Check each line of the records below and collect those that include the word "cohort".

===== ENTRIES SHOWN =====

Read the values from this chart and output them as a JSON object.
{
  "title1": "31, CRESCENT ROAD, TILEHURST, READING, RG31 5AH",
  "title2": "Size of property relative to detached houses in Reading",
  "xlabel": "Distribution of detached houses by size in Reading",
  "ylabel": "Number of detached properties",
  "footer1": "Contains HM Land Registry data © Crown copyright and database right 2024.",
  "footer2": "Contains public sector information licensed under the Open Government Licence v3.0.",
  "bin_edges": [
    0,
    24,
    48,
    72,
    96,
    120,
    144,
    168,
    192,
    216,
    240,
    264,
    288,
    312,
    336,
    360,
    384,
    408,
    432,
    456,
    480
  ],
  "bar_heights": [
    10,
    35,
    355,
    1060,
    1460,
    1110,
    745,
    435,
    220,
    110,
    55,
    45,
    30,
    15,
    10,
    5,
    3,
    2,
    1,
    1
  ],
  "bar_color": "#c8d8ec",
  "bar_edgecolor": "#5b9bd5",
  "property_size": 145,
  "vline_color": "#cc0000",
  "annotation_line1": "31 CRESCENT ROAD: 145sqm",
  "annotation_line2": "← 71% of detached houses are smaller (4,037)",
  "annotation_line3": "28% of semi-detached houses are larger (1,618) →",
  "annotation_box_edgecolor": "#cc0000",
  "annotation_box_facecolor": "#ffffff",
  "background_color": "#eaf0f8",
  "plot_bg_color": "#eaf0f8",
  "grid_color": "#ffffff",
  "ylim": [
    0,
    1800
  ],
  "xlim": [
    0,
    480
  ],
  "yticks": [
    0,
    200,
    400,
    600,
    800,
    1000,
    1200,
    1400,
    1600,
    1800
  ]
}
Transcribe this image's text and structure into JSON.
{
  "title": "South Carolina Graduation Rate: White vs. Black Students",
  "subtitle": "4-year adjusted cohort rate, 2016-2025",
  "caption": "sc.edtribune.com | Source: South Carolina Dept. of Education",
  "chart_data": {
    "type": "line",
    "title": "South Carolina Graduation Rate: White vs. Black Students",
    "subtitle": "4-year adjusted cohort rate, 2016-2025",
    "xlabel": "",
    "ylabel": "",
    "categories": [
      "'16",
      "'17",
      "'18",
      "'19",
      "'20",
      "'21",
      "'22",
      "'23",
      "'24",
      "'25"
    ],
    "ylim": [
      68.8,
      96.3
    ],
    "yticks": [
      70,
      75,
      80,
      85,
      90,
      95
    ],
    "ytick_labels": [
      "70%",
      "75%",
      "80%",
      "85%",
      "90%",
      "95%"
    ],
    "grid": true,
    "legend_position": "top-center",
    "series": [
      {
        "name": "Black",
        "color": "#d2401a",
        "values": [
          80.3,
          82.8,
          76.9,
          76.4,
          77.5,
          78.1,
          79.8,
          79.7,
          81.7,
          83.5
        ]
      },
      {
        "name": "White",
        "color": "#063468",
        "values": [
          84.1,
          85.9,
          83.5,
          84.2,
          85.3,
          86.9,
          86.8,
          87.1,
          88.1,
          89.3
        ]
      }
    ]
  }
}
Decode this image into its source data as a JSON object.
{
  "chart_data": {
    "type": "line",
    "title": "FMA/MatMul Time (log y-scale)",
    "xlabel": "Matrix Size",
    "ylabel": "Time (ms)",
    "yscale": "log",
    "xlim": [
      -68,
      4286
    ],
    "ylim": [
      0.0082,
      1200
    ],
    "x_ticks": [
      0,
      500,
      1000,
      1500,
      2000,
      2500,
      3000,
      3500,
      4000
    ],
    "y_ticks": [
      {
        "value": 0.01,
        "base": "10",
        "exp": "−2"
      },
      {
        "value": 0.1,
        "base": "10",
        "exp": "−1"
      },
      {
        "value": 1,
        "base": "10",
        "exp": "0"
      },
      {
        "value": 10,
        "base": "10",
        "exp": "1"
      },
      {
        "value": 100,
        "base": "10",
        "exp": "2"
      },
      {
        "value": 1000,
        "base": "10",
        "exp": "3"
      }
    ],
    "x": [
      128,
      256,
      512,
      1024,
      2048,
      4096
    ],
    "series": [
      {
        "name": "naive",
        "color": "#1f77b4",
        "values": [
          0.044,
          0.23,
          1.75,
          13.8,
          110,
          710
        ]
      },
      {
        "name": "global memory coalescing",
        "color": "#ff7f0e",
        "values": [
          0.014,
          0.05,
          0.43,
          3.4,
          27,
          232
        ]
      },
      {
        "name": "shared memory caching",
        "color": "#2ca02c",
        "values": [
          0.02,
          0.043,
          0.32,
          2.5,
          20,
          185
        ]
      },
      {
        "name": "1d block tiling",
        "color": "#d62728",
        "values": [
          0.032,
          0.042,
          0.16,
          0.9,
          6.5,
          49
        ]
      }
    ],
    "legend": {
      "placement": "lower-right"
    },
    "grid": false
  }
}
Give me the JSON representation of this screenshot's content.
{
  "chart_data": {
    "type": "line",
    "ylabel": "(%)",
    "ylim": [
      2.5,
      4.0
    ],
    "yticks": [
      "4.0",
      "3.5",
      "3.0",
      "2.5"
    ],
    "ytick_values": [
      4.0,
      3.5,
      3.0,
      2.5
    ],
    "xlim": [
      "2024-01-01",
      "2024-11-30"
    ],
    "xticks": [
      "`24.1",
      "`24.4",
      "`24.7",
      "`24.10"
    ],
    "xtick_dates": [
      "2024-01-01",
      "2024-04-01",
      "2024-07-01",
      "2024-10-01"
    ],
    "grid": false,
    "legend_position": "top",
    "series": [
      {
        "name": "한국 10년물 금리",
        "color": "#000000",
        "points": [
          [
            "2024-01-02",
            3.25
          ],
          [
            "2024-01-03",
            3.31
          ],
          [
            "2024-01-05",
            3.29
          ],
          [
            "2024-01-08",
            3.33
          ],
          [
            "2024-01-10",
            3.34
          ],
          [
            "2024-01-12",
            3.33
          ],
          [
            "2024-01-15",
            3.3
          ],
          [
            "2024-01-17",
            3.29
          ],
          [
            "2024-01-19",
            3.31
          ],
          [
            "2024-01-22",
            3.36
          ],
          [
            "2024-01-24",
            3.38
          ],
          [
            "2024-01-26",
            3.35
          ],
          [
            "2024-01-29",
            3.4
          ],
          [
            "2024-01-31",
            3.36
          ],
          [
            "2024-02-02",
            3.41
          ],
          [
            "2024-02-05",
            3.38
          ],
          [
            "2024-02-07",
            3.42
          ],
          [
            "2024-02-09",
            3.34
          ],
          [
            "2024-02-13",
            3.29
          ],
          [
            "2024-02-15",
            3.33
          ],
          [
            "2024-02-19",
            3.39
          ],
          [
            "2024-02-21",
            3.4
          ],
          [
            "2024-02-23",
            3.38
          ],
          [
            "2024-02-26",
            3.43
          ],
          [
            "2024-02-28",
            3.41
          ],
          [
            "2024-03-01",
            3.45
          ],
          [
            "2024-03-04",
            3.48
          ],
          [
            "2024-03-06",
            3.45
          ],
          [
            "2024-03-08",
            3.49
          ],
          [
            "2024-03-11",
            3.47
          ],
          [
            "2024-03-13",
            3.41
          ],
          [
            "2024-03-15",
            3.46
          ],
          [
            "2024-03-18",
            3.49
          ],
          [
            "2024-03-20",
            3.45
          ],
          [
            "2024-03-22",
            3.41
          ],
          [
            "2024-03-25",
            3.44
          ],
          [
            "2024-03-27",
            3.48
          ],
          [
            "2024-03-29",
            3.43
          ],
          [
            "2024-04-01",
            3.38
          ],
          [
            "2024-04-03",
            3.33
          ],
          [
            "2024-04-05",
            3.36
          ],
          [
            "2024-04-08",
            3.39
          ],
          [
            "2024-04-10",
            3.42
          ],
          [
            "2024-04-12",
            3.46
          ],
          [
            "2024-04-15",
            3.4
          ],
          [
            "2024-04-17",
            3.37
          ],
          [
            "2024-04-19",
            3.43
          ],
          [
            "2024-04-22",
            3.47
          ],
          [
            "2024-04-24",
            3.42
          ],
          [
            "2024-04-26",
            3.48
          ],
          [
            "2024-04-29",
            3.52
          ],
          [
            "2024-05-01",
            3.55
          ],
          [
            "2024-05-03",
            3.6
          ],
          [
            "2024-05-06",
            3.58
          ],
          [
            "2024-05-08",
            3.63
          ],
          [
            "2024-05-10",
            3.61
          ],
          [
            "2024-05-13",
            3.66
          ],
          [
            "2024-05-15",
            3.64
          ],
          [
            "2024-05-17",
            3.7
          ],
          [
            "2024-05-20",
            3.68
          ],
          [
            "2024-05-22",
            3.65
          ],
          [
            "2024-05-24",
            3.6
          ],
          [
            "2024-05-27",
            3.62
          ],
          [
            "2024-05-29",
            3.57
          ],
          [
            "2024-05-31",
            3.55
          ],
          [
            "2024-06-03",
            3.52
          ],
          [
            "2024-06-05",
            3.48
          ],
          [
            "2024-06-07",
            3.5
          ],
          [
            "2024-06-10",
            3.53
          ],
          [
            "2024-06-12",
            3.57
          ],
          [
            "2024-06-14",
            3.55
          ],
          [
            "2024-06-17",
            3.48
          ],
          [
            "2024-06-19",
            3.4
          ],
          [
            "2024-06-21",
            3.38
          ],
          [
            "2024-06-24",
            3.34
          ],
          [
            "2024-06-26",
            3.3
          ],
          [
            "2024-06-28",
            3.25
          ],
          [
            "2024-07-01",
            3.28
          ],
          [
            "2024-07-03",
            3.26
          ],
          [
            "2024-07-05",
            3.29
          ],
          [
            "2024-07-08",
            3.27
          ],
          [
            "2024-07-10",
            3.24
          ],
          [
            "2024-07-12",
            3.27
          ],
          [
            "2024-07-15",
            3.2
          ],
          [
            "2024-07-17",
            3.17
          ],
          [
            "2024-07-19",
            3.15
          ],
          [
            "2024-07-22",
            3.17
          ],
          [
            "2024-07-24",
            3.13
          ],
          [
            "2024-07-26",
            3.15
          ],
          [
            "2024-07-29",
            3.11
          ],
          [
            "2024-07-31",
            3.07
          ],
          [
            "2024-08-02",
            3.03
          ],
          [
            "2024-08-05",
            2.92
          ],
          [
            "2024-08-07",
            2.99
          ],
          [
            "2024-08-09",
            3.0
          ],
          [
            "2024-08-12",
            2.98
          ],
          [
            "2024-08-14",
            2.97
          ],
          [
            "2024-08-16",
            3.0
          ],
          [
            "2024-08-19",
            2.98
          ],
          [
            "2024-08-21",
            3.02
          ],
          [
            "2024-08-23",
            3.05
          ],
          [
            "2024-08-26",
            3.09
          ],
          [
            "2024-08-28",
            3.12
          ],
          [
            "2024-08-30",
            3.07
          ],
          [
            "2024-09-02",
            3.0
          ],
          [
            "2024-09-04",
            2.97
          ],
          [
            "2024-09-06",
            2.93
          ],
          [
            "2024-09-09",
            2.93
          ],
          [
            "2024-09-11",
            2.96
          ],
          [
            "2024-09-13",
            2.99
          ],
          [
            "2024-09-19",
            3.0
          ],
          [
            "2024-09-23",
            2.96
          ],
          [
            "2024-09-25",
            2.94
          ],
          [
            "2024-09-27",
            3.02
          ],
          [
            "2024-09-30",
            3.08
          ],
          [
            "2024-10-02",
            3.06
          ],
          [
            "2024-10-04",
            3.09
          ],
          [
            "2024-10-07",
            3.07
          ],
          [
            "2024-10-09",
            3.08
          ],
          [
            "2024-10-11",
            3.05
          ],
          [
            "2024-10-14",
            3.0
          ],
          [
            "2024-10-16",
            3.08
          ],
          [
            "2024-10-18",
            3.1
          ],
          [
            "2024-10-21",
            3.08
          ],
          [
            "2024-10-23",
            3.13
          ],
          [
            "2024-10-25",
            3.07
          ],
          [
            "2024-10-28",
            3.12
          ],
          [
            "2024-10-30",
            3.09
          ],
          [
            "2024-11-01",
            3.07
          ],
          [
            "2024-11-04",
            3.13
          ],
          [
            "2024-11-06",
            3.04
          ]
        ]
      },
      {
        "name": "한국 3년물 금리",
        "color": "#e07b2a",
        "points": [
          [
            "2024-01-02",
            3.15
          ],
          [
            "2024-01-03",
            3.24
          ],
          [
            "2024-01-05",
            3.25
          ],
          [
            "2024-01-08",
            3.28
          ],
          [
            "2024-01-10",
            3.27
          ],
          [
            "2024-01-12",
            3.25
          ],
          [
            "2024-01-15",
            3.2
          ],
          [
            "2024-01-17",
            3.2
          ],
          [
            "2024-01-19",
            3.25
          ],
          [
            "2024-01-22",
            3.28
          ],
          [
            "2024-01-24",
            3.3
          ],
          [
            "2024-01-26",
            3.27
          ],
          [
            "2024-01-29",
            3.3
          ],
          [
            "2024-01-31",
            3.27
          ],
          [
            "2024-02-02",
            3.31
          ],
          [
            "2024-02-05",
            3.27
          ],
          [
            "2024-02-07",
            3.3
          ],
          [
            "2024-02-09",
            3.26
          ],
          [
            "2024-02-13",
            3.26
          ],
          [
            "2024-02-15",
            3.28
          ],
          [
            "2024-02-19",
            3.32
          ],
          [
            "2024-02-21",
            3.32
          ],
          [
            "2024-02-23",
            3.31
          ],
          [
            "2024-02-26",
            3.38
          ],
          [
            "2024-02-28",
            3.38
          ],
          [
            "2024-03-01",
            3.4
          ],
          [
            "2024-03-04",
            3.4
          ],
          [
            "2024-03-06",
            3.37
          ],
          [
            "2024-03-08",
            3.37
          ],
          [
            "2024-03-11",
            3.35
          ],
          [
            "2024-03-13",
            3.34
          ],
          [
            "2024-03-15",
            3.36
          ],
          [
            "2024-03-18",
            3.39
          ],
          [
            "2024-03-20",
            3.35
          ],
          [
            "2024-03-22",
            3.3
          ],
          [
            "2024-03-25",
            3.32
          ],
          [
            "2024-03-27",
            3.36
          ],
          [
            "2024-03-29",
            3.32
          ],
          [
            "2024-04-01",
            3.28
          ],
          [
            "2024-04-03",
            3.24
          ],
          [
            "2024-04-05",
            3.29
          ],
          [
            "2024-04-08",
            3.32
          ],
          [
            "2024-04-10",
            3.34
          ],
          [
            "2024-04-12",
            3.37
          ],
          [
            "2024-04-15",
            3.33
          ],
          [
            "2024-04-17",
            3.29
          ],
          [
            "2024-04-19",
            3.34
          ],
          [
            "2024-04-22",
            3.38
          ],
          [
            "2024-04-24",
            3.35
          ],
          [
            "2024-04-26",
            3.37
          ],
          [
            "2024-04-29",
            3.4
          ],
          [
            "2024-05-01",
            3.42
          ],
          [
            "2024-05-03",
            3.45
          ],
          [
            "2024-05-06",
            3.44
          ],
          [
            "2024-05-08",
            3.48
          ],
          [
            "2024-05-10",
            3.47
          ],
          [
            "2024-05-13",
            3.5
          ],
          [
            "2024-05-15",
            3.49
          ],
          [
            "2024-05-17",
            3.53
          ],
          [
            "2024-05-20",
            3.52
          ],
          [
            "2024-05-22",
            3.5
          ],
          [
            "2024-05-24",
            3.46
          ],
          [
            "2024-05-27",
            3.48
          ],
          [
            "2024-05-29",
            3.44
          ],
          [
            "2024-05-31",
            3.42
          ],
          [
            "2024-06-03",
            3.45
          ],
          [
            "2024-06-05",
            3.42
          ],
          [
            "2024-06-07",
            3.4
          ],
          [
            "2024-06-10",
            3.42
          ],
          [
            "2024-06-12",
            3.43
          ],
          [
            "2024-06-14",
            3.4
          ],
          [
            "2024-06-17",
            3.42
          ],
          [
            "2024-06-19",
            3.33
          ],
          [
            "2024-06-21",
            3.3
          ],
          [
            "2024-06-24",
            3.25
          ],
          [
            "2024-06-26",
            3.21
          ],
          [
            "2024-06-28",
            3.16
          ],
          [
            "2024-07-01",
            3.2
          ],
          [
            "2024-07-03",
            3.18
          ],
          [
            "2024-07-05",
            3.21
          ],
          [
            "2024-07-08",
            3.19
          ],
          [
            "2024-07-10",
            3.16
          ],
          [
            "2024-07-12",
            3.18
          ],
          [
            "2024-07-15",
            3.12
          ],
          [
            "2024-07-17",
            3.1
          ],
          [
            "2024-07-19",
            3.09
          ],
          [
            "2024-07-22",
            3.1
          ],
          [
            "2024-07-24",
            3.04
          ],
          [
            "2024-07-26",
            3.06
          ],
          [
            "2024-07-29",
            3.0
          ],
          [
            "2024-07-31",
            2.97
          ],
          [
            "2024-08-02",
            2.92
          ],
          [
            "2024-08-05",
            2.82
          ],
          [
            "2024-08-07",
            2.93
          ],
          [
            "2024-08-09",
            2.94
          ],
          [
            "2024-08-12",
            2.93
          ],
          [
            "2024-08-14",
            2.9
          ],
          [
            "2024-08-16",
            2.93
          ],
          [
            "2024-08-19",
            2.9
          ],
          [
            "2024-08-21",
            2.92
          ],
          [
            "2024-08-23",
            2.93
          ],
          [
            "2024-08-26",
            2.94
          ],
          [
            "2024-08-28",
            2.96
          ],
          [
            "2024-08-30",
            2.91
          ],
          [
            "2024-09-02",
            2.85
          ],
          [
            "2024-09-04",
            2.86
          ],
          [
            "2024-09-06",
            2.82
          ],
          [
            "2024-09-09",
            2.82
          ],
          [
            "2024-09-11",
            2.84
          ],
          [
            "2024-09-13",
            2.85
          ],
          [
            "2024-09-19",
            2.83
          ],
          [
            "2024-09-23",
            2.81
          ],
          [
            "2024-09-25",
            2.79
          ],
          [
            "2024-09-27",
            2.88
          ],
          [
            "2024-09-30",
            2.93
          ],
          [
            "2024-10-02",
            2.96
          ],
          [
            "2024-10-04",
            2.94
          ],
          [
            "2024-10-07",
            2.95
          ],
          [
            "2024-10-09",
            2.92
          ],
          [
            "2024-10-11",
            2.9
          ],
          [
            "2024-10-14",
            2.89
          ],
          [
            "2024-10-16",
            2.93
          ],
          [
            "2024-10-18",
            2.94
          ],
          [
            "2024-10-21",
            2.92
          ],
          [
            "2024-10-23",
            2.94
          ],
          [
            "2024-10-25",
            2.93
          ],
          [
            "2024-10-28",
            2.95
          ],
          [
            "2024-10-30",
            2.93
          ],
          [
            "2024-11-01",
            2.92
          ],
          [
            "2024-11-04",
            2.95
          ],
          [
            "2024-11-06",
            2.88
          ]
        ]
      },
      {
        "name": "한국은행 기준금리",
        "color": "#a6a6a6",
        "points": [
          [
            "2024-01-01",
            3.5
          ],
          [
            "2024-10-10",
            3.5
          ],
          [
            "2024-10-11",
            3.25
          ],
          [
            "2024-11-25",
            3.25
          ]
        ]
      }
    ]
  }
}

=====

OUTPUT:
  "subtitle": "4-year adjusted cohort rate, 2016-2025",
    "subtitle": "4-year adjusted cohort rate, 2016-2025",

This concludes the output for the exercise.